[Dataset rows]
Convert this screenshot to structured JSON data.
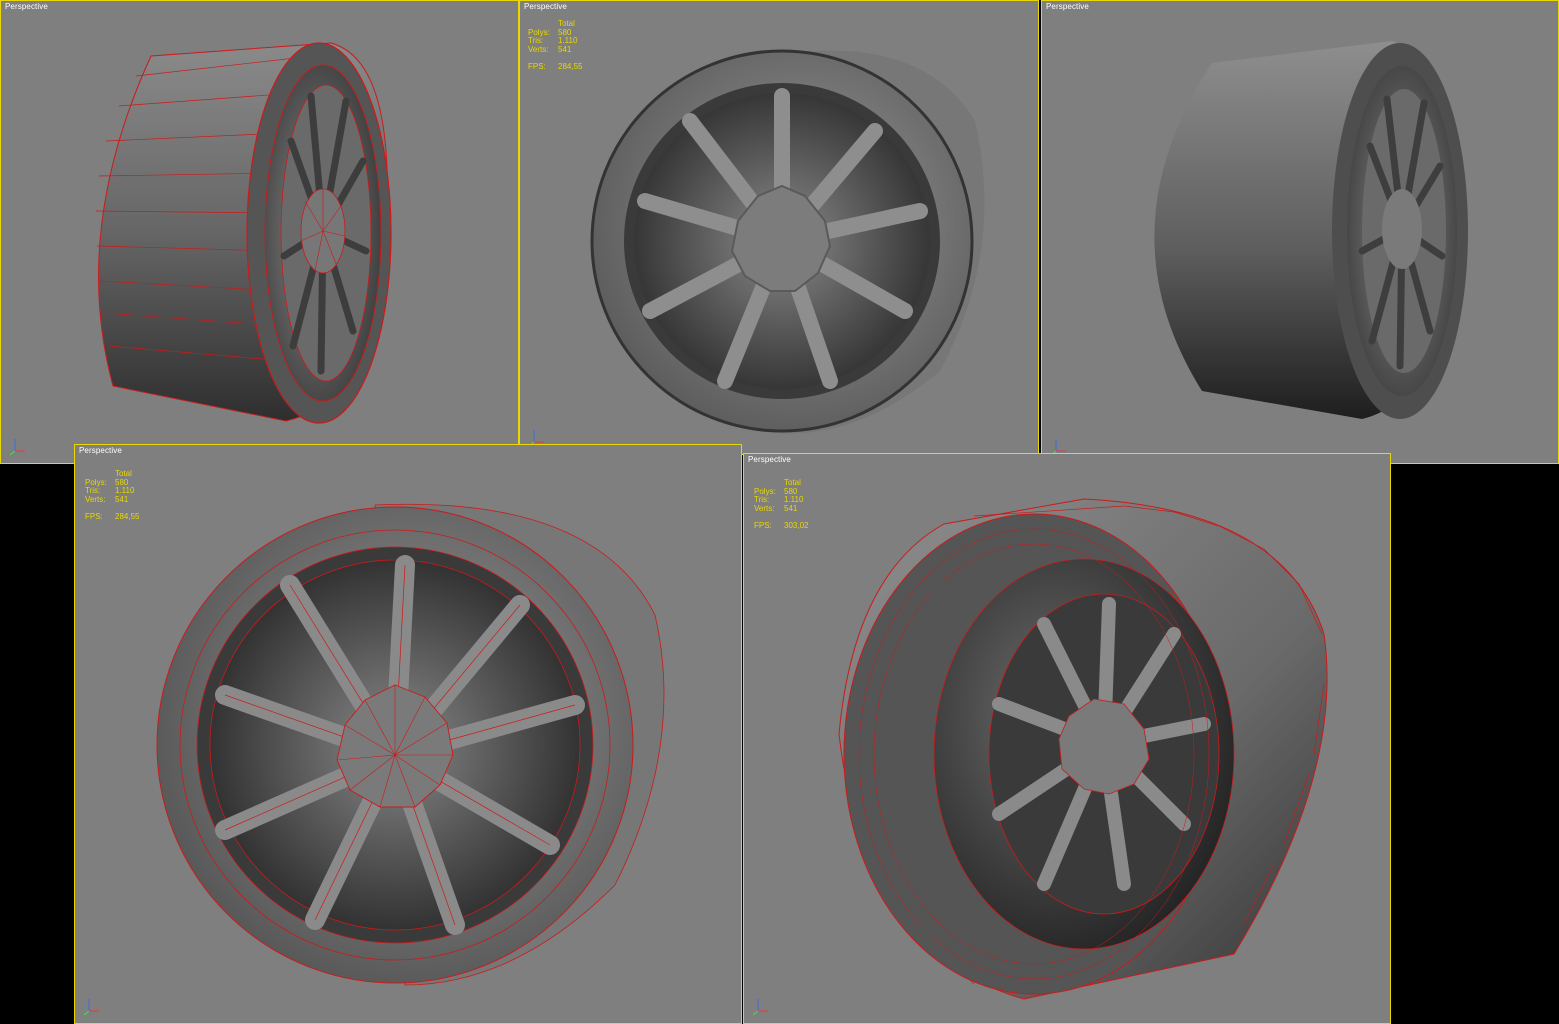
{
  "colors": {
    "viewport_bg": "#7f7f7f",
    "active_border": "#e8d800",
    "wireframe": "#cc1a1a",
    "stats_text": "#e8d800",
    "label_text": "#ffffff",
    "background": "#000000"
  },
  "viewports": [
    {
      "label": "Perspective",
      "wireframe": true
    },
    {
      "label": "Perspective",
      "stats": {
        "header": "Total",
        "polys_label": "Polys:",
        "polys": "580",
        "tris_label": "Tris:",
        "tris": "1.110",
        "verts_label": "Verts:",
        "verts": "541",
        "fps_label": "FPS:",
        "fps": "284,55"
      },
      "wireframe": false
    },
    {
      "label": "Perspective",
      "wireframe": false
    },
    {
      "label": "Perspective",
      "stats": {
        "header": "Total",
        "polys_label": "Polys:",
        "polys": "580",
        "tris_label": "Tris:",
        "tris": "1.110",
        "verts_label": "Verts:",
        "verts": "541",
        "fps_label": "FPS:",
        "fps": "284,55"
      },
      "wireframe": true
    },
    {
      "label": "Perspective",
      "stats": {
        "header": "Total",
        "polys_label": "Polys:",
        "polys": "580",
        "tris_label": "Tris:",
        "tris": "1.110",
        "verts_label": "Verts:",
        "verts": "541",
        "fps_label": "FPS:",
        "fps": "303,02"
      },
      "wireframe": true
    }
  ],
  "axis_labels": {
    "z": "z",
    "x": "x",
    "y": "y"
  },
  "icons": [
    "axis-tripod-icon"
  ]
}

## PROBLEM
Reproduce the material above in full and without alteration, but skip all pictures.

## CORRECT ANSWER
Convert this screenshot to structured JSON data.
{
  "colors": {
    "viewport_bg": "#7f7f7f",
    "active_border": "#e8d800",
    "wireframe": "#cc1a1a",
    "stats_text": "#e8d800",
    "label_text": "#ffffff",
    "background": "#000000"
  },
  "viewports": [
    {
      "label": "Perspective",
      "wireframe": true
    },
    {
      "label": "Perspective",
      "stats": {
        "header": "Total",
        "polys_label": "Polys:",
        "polys": "580",
        "tris_label": "Tris:",
        "tris": "1.110",
        "verts_label": "Verts:",
        "verts": "541",
        "fps_label": "FPS:",
        "fps": "284,55"
      },
      "wireframe": false
    },
    {
      "label": "Perspective",
      "wireframe": false
    },
    {
      "label": "Perspective",
      "stats": {
        "header": "Total",
        "polys_label": "Polys:",
        "polys": "580",
        "tris_label": "Tris:",
        "tris": "1.110",
        "verts_label": "Verts:",
        "verts": "541",
        "fps_label": "FPS:",
        "fps": "284,55"
      },
      "wireframe": true
    },
    {
      "label": "Perspective",
      "stats": {
        "header": "Total",
        "polys_label": "Polys:",
        "polys": "580",
        "tris_label": "Tris:",
        "tris": "1.110",
        "verts_label": "Verts:",
        "verts": "541",
        "fps_label": "FPS:",
        "fps": "303,02"
      },
      "wireframe": true
    }
  ],
  "axis_labels": {
    "z": "z",
    "x": "x",
    "y": "y"
  },
  "icons": [
    "axis-tripod-icon"
  ]
}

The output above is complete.